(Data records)
_ _ _ _ _ _ _

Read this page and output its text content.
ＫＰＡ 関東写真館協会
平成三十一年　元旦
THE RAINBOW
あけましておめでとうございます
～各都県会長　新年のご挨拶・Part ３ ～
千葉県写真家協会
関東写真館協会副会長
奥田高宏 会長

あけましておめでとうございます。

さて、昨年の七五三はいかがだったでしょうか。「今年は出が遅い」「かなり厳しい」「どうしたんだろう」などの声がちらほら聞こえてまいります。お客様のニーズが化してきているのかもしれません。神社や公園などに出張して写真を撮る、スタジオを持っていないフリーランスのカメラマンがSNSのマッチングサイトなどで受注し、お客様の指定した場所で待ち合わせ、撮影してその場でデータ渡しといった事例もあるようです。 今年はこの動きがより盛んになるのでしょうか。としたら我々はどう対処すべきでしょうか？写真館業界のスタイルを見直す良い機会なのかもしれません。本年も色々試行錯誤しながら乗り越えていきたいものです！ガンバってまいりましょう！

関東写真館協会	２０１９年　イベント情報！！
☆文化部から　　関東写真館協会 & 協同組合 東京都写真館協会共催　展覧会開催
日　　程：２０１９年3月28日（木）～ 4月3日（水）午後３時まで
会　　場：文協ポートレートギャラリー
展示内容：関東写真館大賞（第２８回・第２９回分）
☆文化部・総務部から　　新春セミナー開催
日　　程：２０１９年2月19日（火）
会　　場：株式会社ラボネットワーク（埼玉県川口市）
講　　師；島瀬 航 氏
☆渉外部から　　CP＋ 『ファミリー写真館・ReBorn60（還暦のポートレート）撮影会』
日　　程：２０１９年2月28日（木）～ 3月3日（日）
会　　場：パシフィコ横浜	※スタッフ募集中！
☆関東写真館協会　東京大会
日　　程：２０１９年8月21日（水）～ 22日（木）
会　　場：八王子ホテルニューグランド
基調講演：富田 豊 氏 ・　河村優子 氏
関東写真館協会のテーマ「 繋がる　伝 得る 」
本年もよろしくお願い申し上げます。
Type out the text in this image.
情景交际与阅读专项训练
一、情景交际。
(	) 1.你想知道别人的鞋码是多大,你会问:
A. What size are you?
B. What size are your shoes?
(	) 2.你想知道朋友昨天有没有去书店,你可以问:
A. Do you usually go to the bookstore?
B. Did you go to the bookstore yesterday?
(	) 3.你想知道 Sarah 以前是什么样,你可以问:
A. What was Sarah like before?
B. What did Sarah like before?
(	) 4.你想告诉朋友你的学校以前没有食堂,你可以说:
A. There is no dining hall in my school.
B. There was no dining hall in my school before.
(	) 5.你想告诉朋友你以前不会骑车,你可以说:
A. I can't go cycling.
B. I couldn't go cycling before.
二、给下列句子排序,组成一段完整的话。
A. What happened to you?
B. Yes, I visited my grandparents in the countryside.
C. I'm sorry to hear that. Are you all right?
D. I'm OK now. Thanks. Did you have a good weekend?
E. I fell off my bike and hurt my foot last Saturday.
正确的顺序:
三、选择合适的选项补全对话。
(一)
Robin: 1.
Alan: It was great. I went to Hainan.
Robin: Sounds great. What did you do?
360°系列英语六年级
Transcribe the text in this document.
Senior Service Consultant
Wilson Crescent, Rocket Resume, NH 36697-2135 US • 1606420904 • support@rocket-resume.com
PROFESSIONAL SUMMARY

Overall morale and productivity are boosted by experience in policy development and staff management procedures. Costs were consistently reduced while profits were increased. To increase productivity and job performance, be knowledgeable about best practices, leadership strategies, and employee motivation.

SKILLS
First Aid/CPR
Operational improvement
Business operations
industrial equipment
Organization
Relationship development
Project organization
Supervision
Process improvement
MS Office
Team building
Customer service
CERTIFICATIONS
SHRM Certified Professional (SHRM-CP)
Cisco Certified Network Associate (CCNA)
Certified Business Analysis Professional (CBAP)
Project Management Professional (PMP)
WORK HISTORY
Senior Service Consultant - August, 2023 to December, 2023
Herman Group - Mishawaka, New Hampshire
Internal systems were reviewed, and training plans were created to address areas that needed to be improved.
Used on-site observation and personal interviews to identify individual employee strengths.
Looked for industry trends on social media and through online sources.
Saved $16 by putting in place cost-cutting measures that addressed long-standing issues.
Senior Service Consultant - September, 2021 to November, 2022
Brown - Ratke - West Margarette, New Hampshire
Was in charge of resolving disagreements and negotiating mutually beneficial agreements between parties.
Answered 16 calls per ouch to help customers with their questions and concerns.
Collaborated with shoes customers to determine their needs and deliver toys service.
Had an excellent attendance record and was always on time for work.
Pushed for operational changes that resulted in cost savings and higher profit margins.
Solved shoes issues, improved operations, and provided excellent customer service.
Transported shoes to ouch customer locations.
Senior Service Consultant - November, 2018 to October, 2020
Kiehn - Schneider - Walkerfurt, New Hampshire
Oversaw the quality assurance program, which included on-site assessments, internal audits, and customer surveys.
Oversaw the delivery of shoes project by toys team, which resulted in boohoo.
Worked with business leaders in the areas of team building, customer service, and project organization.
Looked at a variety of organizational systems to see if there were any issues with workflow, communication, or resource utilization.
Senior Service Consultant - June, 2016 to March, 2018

_ _ _ _ _ _ _

• Set task: Copy out each line exactly as written.

• Response to this exercise:
Read this page and output its text content.
ＫＰＡ 関東写真館協会
平成三十一年　元旦
THE RAINBOW
あけましておめでとうございます
～各都県会長　新年のご挨拶・Part ３ ～
千葉県写真家協会
関東写真館協会副会長
奥田高宏 会長

あけましておめでとうございます。

さて、昨年の七五三はいかがだったでしょうか。「今年は出が遅い」「かなり厳しい」「どうしたんだろう」などの声がちらほら聞こえてまいります。お客様のニーズが化してきているのかもしれません。神社や公園などに出張して写真を撮る、スタジオを持っていないフリーランスのカメラマンがSNSのマッチングサイトなどで受注し、お客様の指定した場所で待ち合わせ、撮影してその場でデータ渡しといった事例もあるようです。 今年はこの動きがより盛んになるのでしょうか。としたら我々はどう対処すべきでしょうか？写真館業界のスタイルを見直す良い機会なのかもしれません。本年も色々試行錯誤しながら乗り越えていきたいものです！ガンバってまいりましょう！

関東写真館協会	２０１９年　イベント情報！！
☆文化部から　　関東写真館協会 & 協同組合 東京都写真館協会共催　展覧会開催
日　　程：２０１９年3月28日（木）～ 4月3日（水）午後３時まで
会　　場：文協ポートレートギャラリー
展示内容：関東写真館大賞（第２８回・第２９回分）
☆文化部・総務部から　　新春セミナー開催
日　　程：２０１９年2月19日（火）
会　　場：株式会社ラボネットワーク（埼玉県川口市）
講　　師；島瀬 航 氏
☆渉外部から　　CP＋ 『ファミリー写真館・ReBorn60（還暦のポートレート）撮影会』
日　　程：２０１９年2月28日（木）～ 3月3日（日）
会　　場：パシフィコ横浜	※スタッフ募集中！
☆関東写真館協会　東京大会
日　　程：２０１９年8月21日（水）～ 22日（木）
会　　場：八王子ホテルニューグランド
基調講演：富田 豊 氏 ・　河村優子 氏
関東写真館協会のテーマ「 繋がる　伝 得る 」
本年もよろしくお願い申し上げます。
Type out the text in this image.
情景交际与阅读专项训练
一、情景交际。
(	) 1.你想知道别人的鞋码是多大,你会问:
A. What size are you?
B. What size are your shoes?
(	) 2.你想知道朋友昨天有没有去书店,你可以问:
A. Do you usually go to the bookstore?
B. Did you go to the bookstore yesterday?
(	) 3.你想知道 Sarah 以前是什么样,你可以问:
A. What was Sarah like before?
B. What did Sarah like before?
(	) 4.你想告诉朋友你的学校以前没有食堂,你可以说:
A. There is no dining hall in my school.
B. There was no dining hall in my school before.
(	) 5.你想告诉朋友你以前不会骑车,你可以说:
A. I can't go cycling.
B. I couldn't go cycling before.
二、给下列句子排序,组成一段完整的话。
A. What happened to you?
B. Yes, I visited my grandparents in the countryside.
C. I'm sorry to hear that. Are you all right?
D. I'm OK now. Thanks. Did you have a good weekend?
E. I fell off my bike and hurt my foot last Saturday.
正确的顺序:
三、选择合适的选项补全对话。
(一)
Robin: 1.
Alan: It was great. I went to Hainan.
Robin: Sounds great. What did you do?
360°系列英语六年级
Transcribe the text in this document.
Senior Service Consultant
Wilson Crescent, Rocket Resume, NH 36697-2135 US • 1606420904 • support@rocket-resume.com
PROFESSIONAL SUMMARY

Overall morale and productivity are boosted by experience in policy development and staff management procedures. Costs were consistently reduced while profits were increased. To increase productivity and job performance, be knowledgeable about best practices, leadership strategies, and employee motivation.

SKILLS
First Aid/CPR
Operational improvement
Business operations
industrial equipment
Organization
Relationship development
Project organization
Supervision
Process improvement
MS Office
Team building
Customer service
CERTIFICATIONS
SHRM Certified Professional (SHRM-CP)
Cisco Certified Network Associate (CCNA)
Certified Business Analysis Professional (CBAP)
Project Management Professional (PMP)
WORK HISTORY
Senior Service Consultant - August, 2023 to December, 2023
Herman Group - Mishawaka, New Hampshire
Internal systems were reviewed, and training plans were created to address areas that needed to be improved.
Used on-site observation and personal interviews to identify individual employee strengths.
Looked for industry trends on social media and through online sources.
Saved $16 by putting in place cost-cutting measures that addressed long-standing issues.
Senior Service Consultant - September, 2021 to November, 2022
Brown - Ratke - West Margarette, New Hampshire
Was in charge of resolving disagreements and negotiating mutually beneficial agreements between parties.
Answered 16 calls per ouch to help customers with their questions and concerns.
Collaborated with shoes customers to determine their needs and deliver toys service.
Had an excellent attendance record and was always on time for work.
Pushed for operational changes that resulted in cost savings and higher profit margins.
Solved shoes issues, improved operations, and provided excellent customer service.
Transported shoes to ouch customer locations.
Senior Service Consultant - November, 2018 to October, 2020
Kiehn - Schneider - Walkerfurt, New Hampshire
Oversaw the quality assurance program, which included on-site assessments, internal audits, and customer surveys.
Oversaw the delivery of shoes project by toys team, which resulted in boohoo.
Worked with business leaders in the areas of team building, customer service, and project organization.
Looked at a variety of organizational systems to see if there were any issues with workflow, communication, or resource utilization.
Senior Service Consultant - June, 2016 to March, 2018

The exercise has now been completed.